WHAT IS REQUIRED
Write out the full listing again, exactly as it stands.

EXERCISE INPUTS
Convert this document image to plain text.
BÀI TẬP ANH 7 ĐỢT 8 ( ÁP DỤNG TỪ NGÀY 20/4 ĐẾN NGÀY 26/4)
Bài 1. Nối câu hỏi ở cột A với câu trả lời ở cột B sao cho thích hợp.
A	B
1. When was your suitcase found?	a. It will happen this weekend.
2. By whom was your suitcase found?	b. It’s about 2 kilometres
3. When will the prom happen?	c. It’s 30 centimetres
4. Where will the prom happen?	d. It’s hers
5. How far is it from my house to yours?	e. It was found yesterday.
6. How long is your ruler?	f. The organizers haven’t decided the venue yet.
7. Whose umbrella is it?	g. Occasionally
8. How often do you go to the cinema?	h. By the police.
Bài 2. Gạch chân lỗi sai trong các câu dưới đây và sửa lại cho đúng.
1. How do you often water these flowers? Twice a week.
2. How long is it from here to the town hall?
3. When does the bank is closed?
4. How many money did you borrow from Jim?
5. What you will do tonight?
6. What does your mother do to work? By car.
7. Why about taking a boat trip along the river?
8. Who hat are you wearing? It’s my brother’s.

TASK RESULT
Convert this document image to plain text.
BÀI TẬP ANH 7 ĐỢT 8 ( ÁP DỤNG TỪ NGÀY 20/4 ĐẾN NGÀY 26/4)
Bài 1. Nối câu hỏi ở cột A với câu trả lời ở cột B sao cho thích hợp.
A	B
1. When was your suitcase found?	a. It will happen this weekend.
2. By whom was your suitcase found?	b. It’s about 2 kilometres
3. When will the prom happen?	c. It’s 30 centimetres
4. Where will the prom happen?	d. It’s hers
5. How far is it from my house to yours?	e. It was found yesterday.
6. How long is your ruler?	f. The organizers haven’t decided the venue yet.
7. Whose umbrella is it?	g. Occasionally
8. How often do you go to the cinema?	h. By the police.
Bài 2. Gạch chân lỗi sai trong các câu dưới đây và sửa lại cho đúng.
1. How do you often water these flowers? Twice a week.
2. How long is it from here to the town hall?
3. When does the bank is closed?
4. How many money did you borrow from Jim?
5. What you will do tonight?
6. What does your mother do to work? By car.
7. Why about taking a boat trip along the river?
8. Who hat are you wearing? It’s my brother’s.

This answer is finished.